▶ **JOB A**
Using the sermon excerpt, answer each question on its own line:
(i) Which Gospel reading is listed with Colossians 3. 1-4?
(ii) What do the figures emerge from, according to the painting description?
(iii) Who owns A Cookham Resurrection?
▶ **JOB B**
Quote the sermon excerpt word for word, starting at "Let me start" and ending at "other three Gospels.".

Preached at St Mary’s, Potterne, Christ Church, Worton, and Holy Cross, Seend

Colossians 3. 1-4; Matthew 28. 1-10

“So they left the tomb quickly with fear and great joy, and ran to tell his disciples.”

A large, densely populated painting set in an English churchyard. Figures in various states of undress emerge from tombs and from between pale stone grave markers, some stretching, some clambering upright, others still dazed. The scene is crowded and unhurried rather than dramatic — people appear bemused, curious, or quietly absorbed. A woman in dark robes kneels among flowers in the foreground. A robed figure reads from a scroll near the centre. Angels and armoured figures stand among the risen dead. The church itself is visible in the background, bright white. Flowers — daisies, lilies — grow abundantly across the grass. The overall mood is strange and domestic rather than triumphant, as if resurrection were an ordinary if unexpected event occurring on a quiet English summer morning.

Stanley Spencer, A Cookham Resurrection (1924-7) – in the ownership of the Tate Modern, London, but not currently on display.

Let me start with a confession. The account of the Resurrection we heard this morning comes from Matthew’s Gospel. I don’t like it. It doesn’t persuade me. In fact, it annoys me. It feels too tidy compared with the other three Gospels.

▶ **INFORMATION SUPPLIED**

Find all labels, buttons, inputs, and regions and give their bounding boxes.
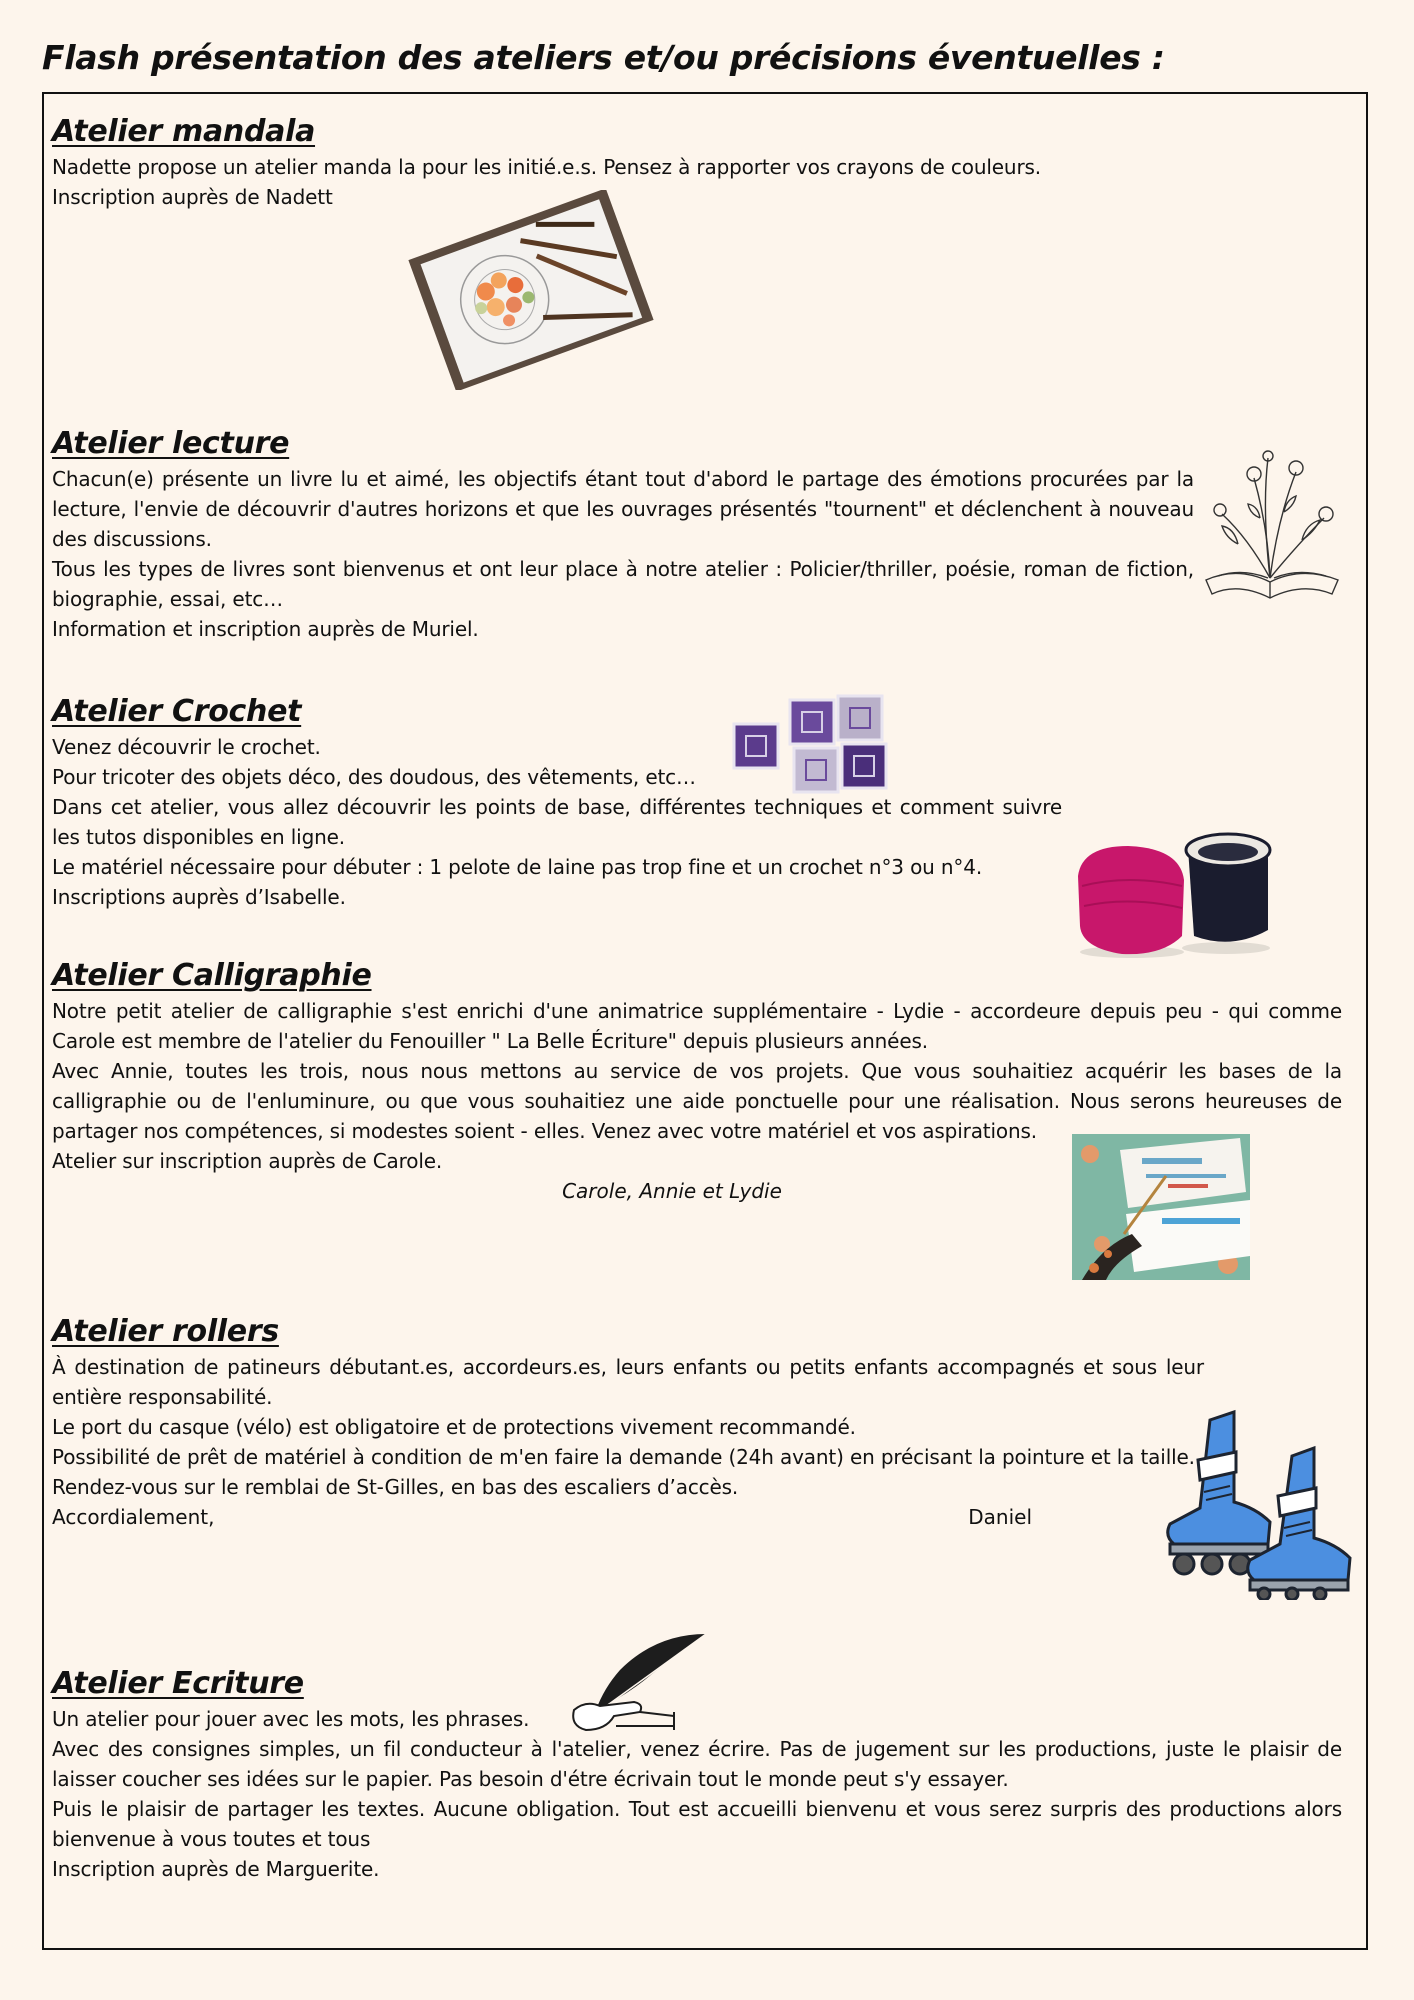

▶ **WRITTEN SOLUTION A**
(i) Matthew 28. 1-10
(ii) Tombs and the spaces between pale stone grave markers
(iii) The Tate Modern, London

▶ **WRITTEN SOLUTION B**
Let me start with a confession. The account of the Resurrection we heard this morning comes from Matthew’s Gospel. I don’t like it. It doesn’t persuade me. In fact, it annoys me. It feels too tidy compared with the other three Gospels.